══ Items ══

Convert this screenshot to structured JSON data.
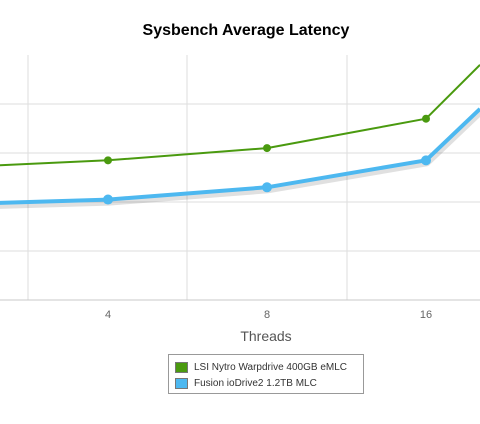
{
  "chart_data": {
    "type": "line",
    "title": "Sysbench Average Latency",
    "xlabel": "Threads",
    "ylabel": "",
    "categories": [
      "",
      "4",
      "8",
      "16",
      ""
    ],
    "grid": true,
    "legend_position": "bottom-center",
    "series": [
      {
        "name": "LSI Nytro Warpdrive 400GB eMLC",
        "color": "#4a9a0f",
        "values": [
          2.7,
          2.85,
          3.1,
          3.7,
          4.8
        ]
      },
      {
        "name": "Fusion ioDrive2 1.2TB MLC",
        "color": "#4db8f0",
        "values": [
          1.95,
          2.05,
          2.3,
          2.85,
          3.9
        ]
      }
    ],
    "ylim": [
      0,
      5
    ]
  }
}
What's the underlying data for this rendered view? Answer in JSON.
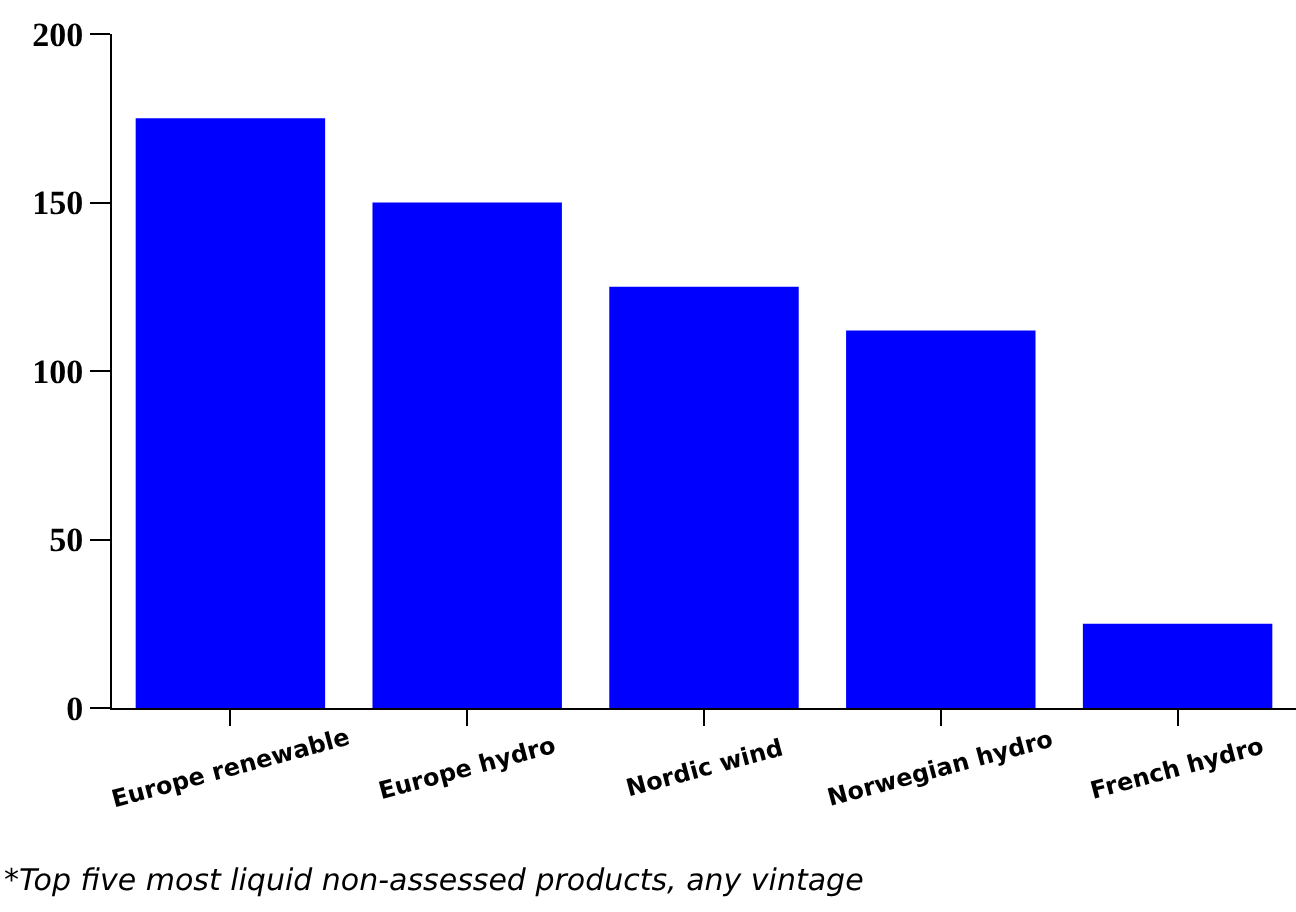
{
  "chart_data": {
    "type": "bar",
    "categories": [
      "Europe renewable",
      "Europe hydro",
      "Nordic wind",
      "Norwegian hydro",
      "French hydro"
    ],
    "values": [
      175,
      150,
      125,
      112,
      25
    ],
    "color": "#0000ff",
    "ylim": [
      0,
      200
    ],
    "yticks": [
      0,
      50,
      100,
      150,
      200
    ],
    "grid": false,
    "annotations": [
      "*Top five most liquid non-assessed products, any vintage"
    ]
  }
}
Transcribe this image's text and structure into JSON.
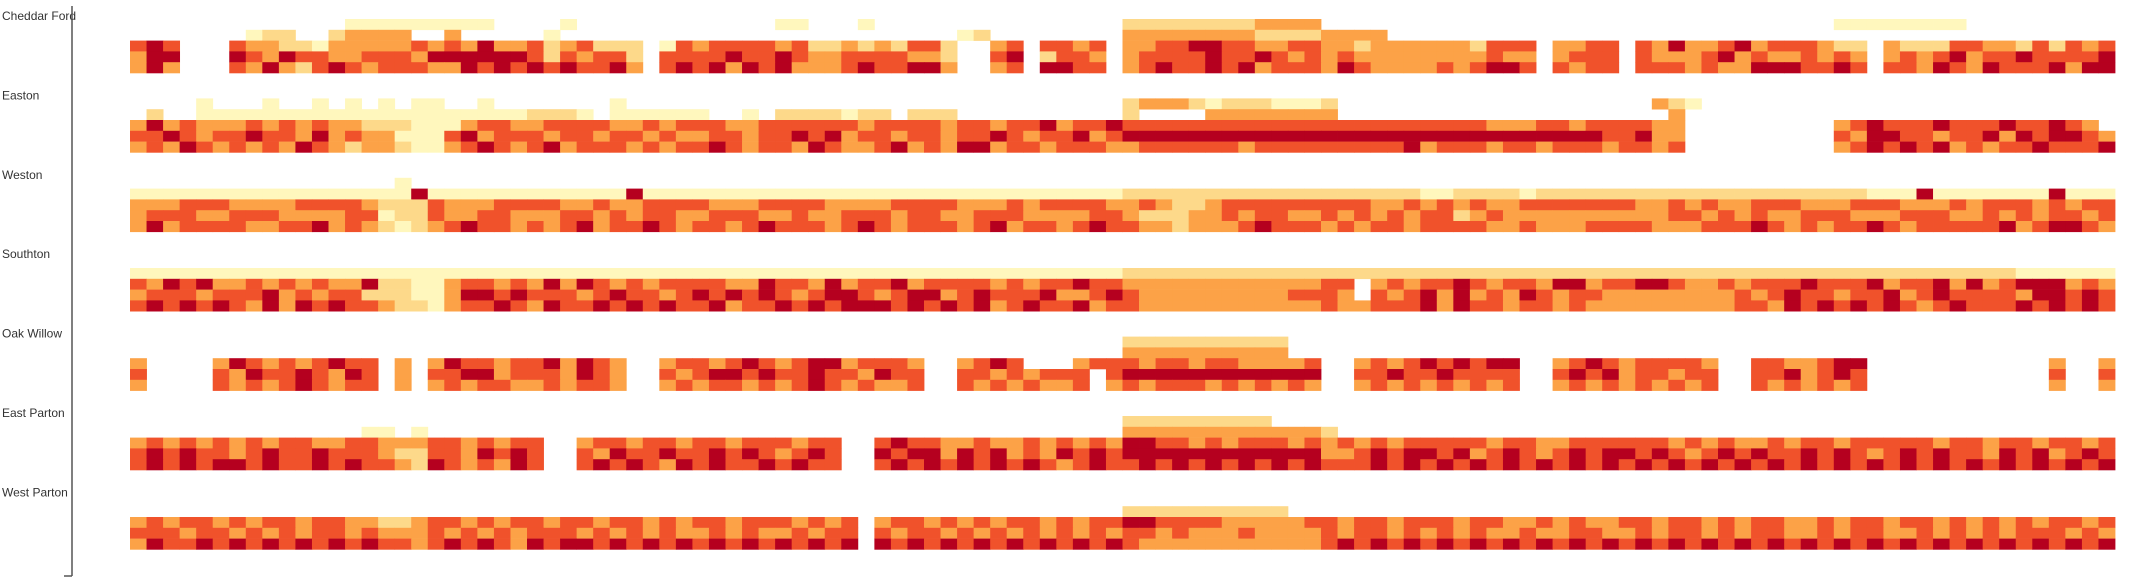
{
  "chart_data": {
    "type": "heatmap",
    "title": "",
    "xlabel": "",
    "ylabel": "",
    "legend": "none",
    "grid": false,
    "n_cols": 120,
    "sites": [
      {
        "name": "Cheddar Ford",
        "rows": [
          "000000000000011111111100001000000000000110001000000000000000222222223333000000000000000000000000000000011111111000000000000",
          "000000012200233330030000010000000000000000000000001200000000333333332222333300000000000000000000000000000000000000000000000",
          "454000433221333334343533423422201434444342232324420034044340334455443344332333333244403344043533453444322032224433242434543",
          "355000543544334443555555424344204444544543344443320045024430344445445434343333333343303444043334534334343034345344544445443",
          "353000435324543444335454545445304545354533345445530034055440345445453444354333343455404344044434335554454044354354445355534"
        ]
      },
      {
        "name": "Easton",
        "rows": [
          "000010001001010101100100000001000000000000000000000000000000233321222111200000000000000000003210000000000000000000000000000",
          "020011111111111111111111222101111110010222212202220000000000200003333333300000000000000000000300000000000000000000000000000",
          "353433343434332221113443344443343444334444443444434434453445444444444444444444444433344344443300000000034544454445445430000",
          "445434454435343311145344434434434334434454534434434454344534555555555555555555555555555554453300000000043554434453545543000",
          "343543434354323321134543453444343445434435433453435534434443344444434444444445344434434443443400000000034545453434454445440"
        ]
      },
      {
        "name": "Weston",
        "rows": [
          "000000000000000010000000000000000000000000000000000000000000000000000000000000000000000000000000000000000000000000000000000",
          "111111111111111115111111111111511111111111111111111111111111222222222222222222112222122222222222222222222111511111115111111",
          "333444333344443222433344443343344443334444333344443334344443343223444444444334343433444444433434334443334443334344434344444",
          "344433444333344122433443334434344334443343344434433444333344322233434433434343442343333333333443434334443334443343434434434",
          "353444433445343212345443434534454344345444345434443453443454433233345444343443444433433344443334445434344543444445345543434"
        ]
      },
      {
        "name": "Southton",
        "rows": [
          "000000000000000000000000000000000000000000000000000000000000000000000000000000000000000000000000000000000000000000000000000",
          "111111111111111111111111111111111111111111111111111111111111222222222222222222222222222222222222222222222222222222111111111",
          "435453343434335221134434353543434444335443534453444434344544333333333333440343445434435534455433434445444534453534555343454",
          "344434445343442221135545444345443454545434554345534544453345433333333344430434535343543443333333343454434453454444355454344",
          "454545435354544322134454354454545445344545455545454534544534433333333333433444535443443433333333344354545454345444545454545"
        ]
      },
      {
        "name": "Oak Willow",
        "rows": [
          "000000000000000000000000000000000000000000000000000000000000222222222200000000000000000000000000000000000000000000000000000",
          "000000000000000000000000000000000000000000000000000000000000333333333300000000000000000000000000000000000000000000000000000",
          "300003543434544030354434453543003443454345534443003454000344434434433334003434545455003454344443004433455000000000003003430",
          "400004354454354030445534443543004345545445443544004434344404555555555555004454454444004545344344004453454000000000004004340",
          "300004343454344030343443343443003434434345434334004343433403434443434343003434343434003434343434004343434000000000003003440"
        ]
      },
      {
        "name": "East Parton",
        "rows": [
          "000000000000000000000000000000000000000000000000000000000000222222222000000000000000000000000000000000000000000000000000000",
          "000000000000001101000000000000000000000000000000000000000000333333333333200000000000000000000000000000000000000000000000000",
          "343434343443344333443434400344344344344434400454433433434343554434344434343434444434433444444343433434434444434434434434344",
          "454544345445444322443545400435445445454345400545535453435454555555555555334545545345434545545434545445454345454435453454543",
          "454545545445454432543435400454543545445454400454545454543454454545454545444545454545454545454545454545454545454545454545455"
        ]
      },
      {
        "name": "West Parton",
        "rows": [
          "000000000000000000000000000000000000000000000000000000000000000000000000000000000000000000000000000000000000000000000000000",
          "000000000000000000000000000000000000000000000000000000000000222222222200000000000000000000000000000000000000000000000000000",
          "343443434434433223443434434434434344344434340344343434434344554444333334434434443443343433443443434433434434434343434434343",
          "444344343434434333434343444343434334343343440434434343434343443433343333434434343433433443343443434433434433434343444343434",
          "354454545454545443454543545545454545454545450545454545454545433333333333454545454545454545454545454545454545454545454545454"
        ]
      }
    ],
    "colors": {
      "0": "#ffffff",
      "1": "#fff7bd",
      "2": "#fdd98a",
      "3": "#fca247",
      "4": "#f0522b",
      "5": "#b5001f"
    },
    "axis_color": "#555555",
    "highlight_border": "#b8a070"
  }
}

═══

Exercise ->
Your task is to reproduce all of the material exactly. The pictures stay out.

Complete answer ->
Convert this screenshot to structured JSON data.
{
  "chart_data": {
    "type": "line",
    "title": "Sysbench Average Latency",
    "xlabel": "Threads",
    "ylabel": "",
    "categories": [
      "",
      "4",
      "8",
      "16",
      ""
    ],
    "grid": true,
    "legend_position": "bottom-center",
    "series": [
      {
        "name": "LSI Nytro Warpdrive 400GB eMLC",
        "color": "#4a9a0f",
        "values": [
          2.7,
          2.85,
          3.1,
          3.7,
          4.8
        ]
      },
      {
        "name": "Fusion ioDrive2 1.2TB MLC",
        "color": "#4db8f0",
        "values": [
          1.95,
          2.05,
          2.3,
          2.85,
          3.9
        ]
      }
    ],
    "ylim": [
      0,
      5
    ]
  }
}
What's the underlying data for this rendered view? Answer in JSON.
{
  "chart_data": {
    "type": "bar",
    "categories": [
      "Europe renewable",
      "Europe hydro",
      "Nordic wind",
      "Norwegian hydro",
      "French hydro"
    ],
    "values": [
      175,
      150,
      125,
      112,
      25
    ],
    "color": "#0000ff",
    "ylim": [
      0,
      200
    ],
    "yticks": [
      0,
      50,
      100,
      150,
      200
    ],
    "grid": false,
    "annotations": [
      "*Top five most liquid non-assessed products, any vintage"
    ]
  }
}
Transcribe this image's text and structure into JSON.
{
  "chart_data": {
    "type": "heatmap",
    "title": "",
    "xlabel": "",
    "ylabel": "",
    "legend": "none",
    "grid": false,
    "n_cols": 120,
    "sites": [
      {
        "name": "Cheddar Ford",
        "rows": [
          "000000000000011111111100001000000000000110001000000000000000222222223333000000000000000000000000000000011111111000000000000",
          "000000012200233330030000010000000000000000000000001200000000333333332222333300000000000000000000000000000000000000000000000",
          "454000433221333334343533423422201434444342232324420034044340334455443344332333333244403344043533453444322032224433242434543",
          "355000543544334443555555424344204444544543344443320045024430344445445434343333333343303444043334534334343034345344544445443",
          "353000435324543444335454545445304545354533345445530034055440345445453444354333343455404344044434335554454044354354445355534"
        ]
      },
      {
        "name": "Easton",
        "rows": [
          "000010001001010101100100000001000000000000000000000000000000233321222111200000000000000000003210000000000000000000000000000",
          "020011111111111111111111222101111110010222212202220000000000200003333333300000000000000000000300000000000000000000000000000",
          "353433343434332221113443344443343444334444443444434434453445444444444444444444444433344344443300000000034544454445445430000",
          "445434454435343311145344434434434334434454534434434454344534555555555555555555555555555554453300000000043554434453545543000",
          "343543434354323321134543453444343445434435433453435534434443344444434444444445344434434443443400000000034545453434454445440"
        ]
      },
      {
        "name": "Weston",
        "rows": [
          "000000000000000010000000000000000000000000000000000000000000000000000000000000000000000000000000000000000000000000000000000",
          "111111111111111115111111111111511111111111111111111111111111222222222222222222112222122222222222222222222111511111115111111",
          "333444333344443222433344443343344443334444333344443334344443343223444444444334343433444444433434334443334443334344434344444",
          "344433444333344122433443334434344334443343344434433444333344322233434433434343442343333333333443434334443334443343434434434",
          "353444433445343212345443434534454344345444345434443453443454433233345444343443444433433344443334445434344543444445345543434"
        ]
      },
      {
        "name": "Southton",
        "rows": [
          "000000000000000000000000000000000000000000000000000000000000000000000000000000000000000000000000000000000000000000000000000",
          "111111111111111111111111111111111111111111111111111111111111222222222222222222222222222222222222222222222222222222111111111",
          "435453343434335221134434353543434444335443534453444434344544333333333333440343445434435534455433434445444534453534555343454",
          "344434445343442221135545444345443454545434554345534544453345433333333344430434535343543443333333343454434453454444355454344",
          "454545435354544322134454354454545445344545455545454534544534433333333333433444535443443433333333344354545454345444545454545"
        ]
      },
      {
        "name": "Oak Willow",
        "rows": [
          "000000000000000000000000000000000000000000000000000000000000222222222200000000000000000000000000000000000000000000000000000",
          "000000000000000000000000000000000000000000000000000000000000333333333300000000000000000000000000000000000000000000000000000",
          "300003543434544030354434453543003443454345534443003454000344434434433334003434545455003454344443004433455000000000003003430",
          "400004354454354030445534443543004345545445443544004434344404555555555555004454454444004545344344004453454000000000004004340",
          "300004343454344030343443343443003434434345434334004343433403434443434343003434343434003434343434004343434000000000003003440"
        ]
      },
      {
        "name": "East Parton",
        "rows": [
          "000000000000000000000000000000000000000000000000000000000000222222222000000000000000000000000000000000000000000000000000000",
          "000000000000001101000000000000000000000000000000000000000000333333333333200000000000000000000000000000000000000000000000000",
          "343434343443344333443434400344344344344434400454433433434343554434344434343434444434433444444343433434434444434434434434344",
          "454544345445444322443545400435445445454345400545535453435454555555555555334545545345434545545434545445454345454435453454543",
          "454545545445454432543435400454543545445454400454545454543454454545454545444545454545454545454545454545454545454545454545455"
        ]
      },
      {
        "name": "West Parton",
        "rows": [
          "000000000000000000000000000000000000000000000000000000000000000000000000000000000000000000000000000000000000000000000000000",
          "000000000000000000000000000000000000000000000000000000000000222222222200000000000000000000000000000000000000000000000000000",
          "343443434434433223443434434434434344344434340344343434434344554444333334434434443443343433443443434433434434434343434434343",
          "444344343434434333434343444343434334343343440434434343434343443433343333434434343433433443343443434433434433434343444343434",
          "354454545454545443454543545545454545454545450545454545454545433333333333454545454545454545454545454545454545454545454545454"
        ]
      }
    ],
    "colors": {
      "0": "#ffffff",
      "1": "#fff7bd",
      "2": "#fdd98a",
      "3": "#fca247",
      "4": "#f0522b",
      "5": "#b5001f"
    },
    "axis_color": "#555555",
    "highlight_border": "#b8a070"
  }
}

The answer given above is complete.